Stored dataset items
start
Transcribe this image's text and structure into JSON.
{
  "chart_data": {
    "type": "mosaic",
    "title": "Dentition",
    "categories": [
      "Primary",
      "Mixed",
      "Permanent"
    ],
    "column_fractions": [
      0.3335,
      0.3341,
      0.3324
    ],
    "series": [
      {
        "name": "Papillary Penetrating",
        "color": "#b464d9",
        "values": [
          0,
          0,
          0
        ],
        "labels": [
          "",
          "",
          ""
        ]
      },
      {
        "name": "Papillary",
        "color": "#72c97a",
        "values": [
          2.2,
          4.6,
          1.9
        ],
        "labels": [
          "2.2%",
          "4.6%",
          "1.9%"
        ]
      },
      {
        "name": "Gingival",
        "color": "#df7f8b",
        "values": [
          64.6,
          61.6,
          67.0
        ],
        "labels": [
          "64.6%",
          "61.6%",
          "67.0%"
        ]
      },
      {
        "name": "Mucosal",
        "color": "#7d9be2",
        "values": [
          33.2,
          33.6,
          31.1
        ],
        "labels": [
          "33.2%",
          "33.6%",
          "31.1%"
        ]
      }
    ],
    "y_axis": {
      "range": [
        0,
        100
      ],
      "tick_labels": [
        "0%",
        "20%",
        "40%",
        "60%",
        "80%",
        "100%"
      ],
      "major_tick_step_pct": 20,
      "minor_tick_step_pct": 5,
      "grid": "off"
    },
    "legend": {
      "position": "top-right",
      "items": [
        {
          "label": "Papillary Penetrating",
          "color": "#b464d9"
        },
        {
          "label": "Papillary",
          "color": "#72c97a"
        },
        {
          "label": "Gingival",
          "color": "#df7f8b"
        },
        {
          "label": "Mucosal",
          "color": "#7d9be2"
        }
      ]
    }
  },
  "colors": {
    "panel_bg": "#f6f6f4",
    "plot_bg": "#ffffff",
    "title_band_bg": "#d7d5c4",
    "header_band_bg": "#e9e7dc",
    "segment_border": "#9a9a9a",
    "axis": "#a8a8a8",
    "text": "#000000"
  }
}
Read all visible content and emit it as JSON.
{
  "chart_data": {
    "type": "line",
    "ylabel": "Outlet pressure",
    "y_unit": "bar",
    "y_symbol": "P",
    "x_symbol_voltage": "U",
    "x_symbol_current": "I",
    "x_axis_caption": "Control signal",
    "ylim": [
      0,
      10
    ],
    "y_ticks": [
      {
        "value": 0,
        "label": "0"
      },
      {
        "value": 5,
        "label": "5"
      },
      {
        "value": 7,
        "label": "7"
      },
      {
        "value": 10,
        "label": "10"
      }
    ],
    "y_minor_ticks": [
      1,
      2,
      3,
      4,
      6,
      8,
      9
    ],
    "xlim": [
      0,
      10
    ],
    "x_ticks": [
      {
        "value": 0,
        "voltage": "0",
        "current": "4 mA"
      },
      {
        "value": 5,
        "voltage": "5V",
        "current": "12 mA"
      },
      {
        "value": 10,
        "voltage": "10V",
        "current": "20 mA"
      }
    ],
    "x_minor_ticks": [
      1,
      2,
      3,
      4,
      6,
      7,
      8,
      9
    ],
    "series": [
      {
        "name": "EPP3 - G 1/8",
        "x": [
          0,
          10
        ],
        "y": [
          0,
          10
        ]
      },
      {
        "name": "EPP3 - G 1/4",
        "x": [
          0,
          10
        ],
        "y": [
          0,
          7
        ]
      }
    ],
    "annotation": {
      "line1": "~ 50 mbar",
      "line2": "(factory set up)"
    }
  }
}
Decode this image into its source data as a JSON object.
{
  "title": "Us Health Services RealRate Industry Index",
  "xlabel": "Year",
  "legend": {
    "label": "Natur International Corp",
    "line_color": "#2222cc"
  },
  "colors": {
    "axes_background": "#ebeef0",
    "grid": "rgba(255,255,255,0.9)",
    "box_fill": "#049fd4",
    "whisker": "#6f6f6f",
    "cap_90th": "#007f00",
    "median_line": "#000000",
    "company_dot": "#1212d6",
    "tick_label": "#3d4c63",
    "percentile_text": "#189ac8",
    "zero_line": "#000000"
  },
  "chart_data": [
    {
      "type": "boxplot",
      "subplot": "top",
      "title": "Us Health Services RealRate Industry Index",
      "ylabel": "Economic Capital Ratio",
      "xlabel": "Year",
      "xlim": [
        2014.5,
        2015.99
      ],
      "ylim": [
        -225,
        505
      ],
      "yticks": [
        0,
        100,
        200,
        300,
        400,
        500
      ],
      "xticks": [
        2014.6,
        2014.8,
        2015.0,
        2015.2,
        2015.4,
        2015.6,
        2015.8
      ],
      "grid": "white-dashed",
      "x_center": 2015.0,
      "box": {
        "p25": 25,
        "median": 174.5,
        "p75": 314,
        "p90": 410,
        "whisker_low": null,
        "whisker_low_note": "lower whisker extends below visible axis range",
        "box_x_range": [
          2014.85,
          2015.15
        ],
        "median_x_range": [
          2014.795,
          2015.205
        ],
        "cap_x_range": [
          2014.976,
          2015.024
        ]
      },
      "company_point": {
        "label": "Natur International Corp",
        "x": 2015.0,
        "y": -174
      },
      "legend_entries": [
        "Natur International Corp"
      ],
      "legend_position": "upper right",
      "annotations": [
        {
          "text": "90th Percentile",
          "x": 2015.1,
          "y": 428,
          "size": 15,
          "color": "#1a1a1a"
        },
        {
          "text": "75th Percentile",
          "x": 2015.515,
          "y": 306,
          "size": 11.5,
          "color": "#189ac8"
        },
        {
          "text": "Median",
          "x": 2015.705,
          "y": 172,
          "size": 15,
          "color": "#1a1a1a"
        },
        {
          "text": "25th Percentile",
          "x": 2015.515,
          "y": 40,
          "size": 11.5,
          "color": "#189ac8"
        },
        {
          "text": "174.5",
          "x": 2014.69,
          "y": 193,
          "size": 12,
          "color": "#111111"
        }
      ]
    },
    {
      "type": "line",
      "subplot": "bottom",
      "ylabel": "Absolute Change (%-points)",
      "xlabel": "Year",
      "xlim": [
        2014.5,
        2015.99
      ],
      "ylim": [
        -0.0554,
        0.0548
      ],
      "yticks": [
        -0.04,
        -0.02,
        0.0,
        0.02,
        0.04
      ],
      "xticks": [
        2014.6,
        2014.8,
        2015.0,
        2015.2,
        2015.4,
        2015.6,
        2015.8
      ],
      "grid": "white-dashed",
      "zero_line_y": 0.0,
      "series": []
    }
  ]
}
end
— Stated problem —
Make a verbatim copy of every entry shown above.

— The reply —
Transcribe this image's text and structure into JSON.
{
  "chart_data": {
    "type": "mosaic",
    "title": "Dentition",
    "categories": [
      "Primary",
      "Mixed",
      "Permanent"
    ],
    "column_fractions": [
      0.3335,
      0.3341,
      0.3324
    ],
    "series": [
      {
        "name": "Papillary Penetrating",
        "color": "#b464d9",
        "values": [
          0,
          0,
          0
        ],
        "labels": [
          "",
          "",
          ""
        ]
      },
      {
        "name": "Papillary",
        "color": "#72c97a",
        "values": [
          2.2,
          4.6,
          1.9
        ],
        "labels": [
          "2.2%",
          "4.6%",
          "1.9%"
        ]
      },
      {
        "name": "Gingival",
        "color": "#df7f8b",
        "values": [
          64.6,
          61.6,
          67.0
        ],
        "labels": [
          "64.6%",
          "61.6%",
          "67.0%"
        ]
      },
      {
        "name": "Mucosal",
        "color": "#7d9be2",
        "values": [
          33.2,
          33.6,
          31.1
        ],
        "labels": [
          "33.2%",
          "33.6%",
          "31.1%"
        ]
      }
    ],
    "y_axis": {
      "range": [
        0,
        100
      ],
      "tick_labels": [
        "0%",
        "20%",
        "40%",
        "60%",
        "80%",
        "100%"
      ],
      "major_tick_step_pct": 20,
      "minor_tick_step_pct": 5,
      "grid": "off"
    },
    "legend": {
      "position": "top-right",
      "items": [
        {
          "label": "Papillary Penetrating",
          "color": "#b464d9"
        },
        {
          "label": "Papillary",
          "color": "#72c97a"
        },
        {
          "label": "Gingival",
          "color": "#df7f8b"
        },
        {
          "label": "Mucosal",
          "color": "#7d9be2"
        }
      ]
    }
  },
  "colors": {
    "panel_bg": "#f6f6f4",
    "plot_bg": "#ffffff",
    "title_band_bg": "#d7d5c4",
    "header_band_bg": "#e9e7dc",
    "segment_border": "#9a9a9a",
    "axis": "#a8a8a8",
    "text": "#000000"
  }
}
Read all visible content and emit it as JSON.
{
  "chart_data": {
    "type": "line",
    "ylabel": "Outlet pressure",
    "y_unit": "bar",
    "y_symbol": "P",
    "x_symbol_voltage": "U",
    "x_symbol_current": "I",
    "x_axis_caption": "Control signal",
    "ylim": [
      0,
      10
    ],
    "y_ticks": [
      {
        "value": 0,
        "label": "0"
      },
      {
        "value": 5,
        "label": "5"
      },
      {
        "value": 7,
        "label": "7"
      },
      {
        "value": 10,
        "label": "10"
      }
    ],
    "y_minor_ticks": [
      1,
      2,
      3,
      4,
      6,
      8,
      9
    ],
    "xlim": [
      0,
      10
    ],
    "x_ticks": [
      {
        "value": 0,
        "voltage": "0",
        "current": "4 mA"
      },
      {
        "value": 5,
        "voltage": "5V",
        "current": "12 mA"
      },
      {
        "value": 10,
        "voltage": "10V",
        "current": "20 mA"
      }
    ],
    "x_minor_ticks": [
      1,
      2,
      3,
      4,
      6,
      7,
      8,
      9
    ],
    "series": [
      {
        "name": "EPP3 - G 1/8",
        "x": [
          0,
          10
        ],
        "y": [
          0,
          10
        ]
      },
      {
        "name": "EPP3 - G 1/4",
        "x": [
          0,
          10
        ],
        "y": [
          0,
          7
        ]
      }
    ],
    "annotation": {
      "line1": "~ 50 mbar",
      "line2": "(factory set up)"
    }
  }
}
Decode this image into its source data as a JSON object.
{
  "title": "Us Health Services RealRate Industry Index",
  "xlabel": "Year",
  "legend": {
    "label": "Natur International Corp",
    "line_color": "#2222cc"
  },
  "colors": {
    "axes_background": "#ebeef0",
    "grid": "rgba(255,255,255,0.9)",
    "box_fill": "#049fd4",
    "whisker": "#6f6f6f",
    "cap_90th": "#007f00",
    "median_line": "#000000",
    "company_dot": "#1212d6",
    "tick_label": "#3d4c63",
    "percentile_text": "#189ac8",
    "zero_line": "#000000"
  },
  "chart_data": [
    {
      "type": "boxplot",
      "subplot": "top",
      "title": "Us Health Services RealRate Industry Index",
      "ylabel": "Economic Capital Ratio",
      "xlabel": "Year",
      "xlim": [
        2014.5,
        2015.99
      ],
      "ylim": [
        -225,
        505
      ],
      "yticks": [
        0,
        100,
        200,
        300,
        400,
        500
      ],
      "xticks": [
        2014.6,
        2014.8,
        2015.0,
        2015.2,
        2015.4,
        2015.6,
        2015.8
      ],
      "grid": "white-dashed",
      "x_center": 2015.0,
      "box": {
        "p25": 25,
        "median": 174.5,
        "p75": 314,
        "p90": 410,
        "whisker_low": null,
        "whisker_low_note": "lower whisker extends below visible axis range",
        "box_x_range": [
          2014.85,
          2015.15
        ],
        "median_x_range": [
          2014.795,
          2015.205
        ],
        "cap_x_range": [
          2014.976,
          2015.024
        ]
      },
      "company_point": {
        "label": "Natur International Corp",
        "x": 2015.0,
        "y": -174
      },
      "legend_entries": [
        "Natur International Corp"
      ],
      "legend_position": "upper right",
      "annotations": [
        {
          "text": "90th Percentile",
          "x": 2015.1,
          "y": 428,
          "size": 15,
          "color": "#1a1a1a"
        },
        {
          "text": "75th Percentile",
          "x": 2015.515,
          "y": 306,
          "size": 11.5,
          "color": "#189ac8"
        },
        {
          "text": "Median",
          "x": 2015.705,
          "y": 172,
          "size": 15,
          "color": "#1a1a1a"
        },
        {
          "text": "25th Percentile",
          "x": 2015.515,
          "y": 40,
          "size": 11.5,
          "color": "#189ac8"
        },
        {
          "text": "174.5",
          "x": 2014.69,
          "y": 193,
          "size": 12,
          "color": "#111111"
        }
      ]
    },
    {
      "type": "line",
      "subplot": "bottom",
      "ylabel": "Absolute Change (%-points)",
      "xlabel": "Year",
      "xlim": [
        2014.5,
        2015.99
      ],
      "ylim": [
        -0.0554,
        0.0548
      ],
      "yticks": [
        -0.04,
        -0.02,
        0.0,
        0.02,
        0.04
      ],
      "xticks": [
        2014.6,
        2014.8,
        2015.0,
        2015.2,
        2015.4,
        2015.6,
        2015.8
      ],
      "grid": "white-dashed",
      "zero_line_y": 0.0,
      "series": []
    }
  ]
}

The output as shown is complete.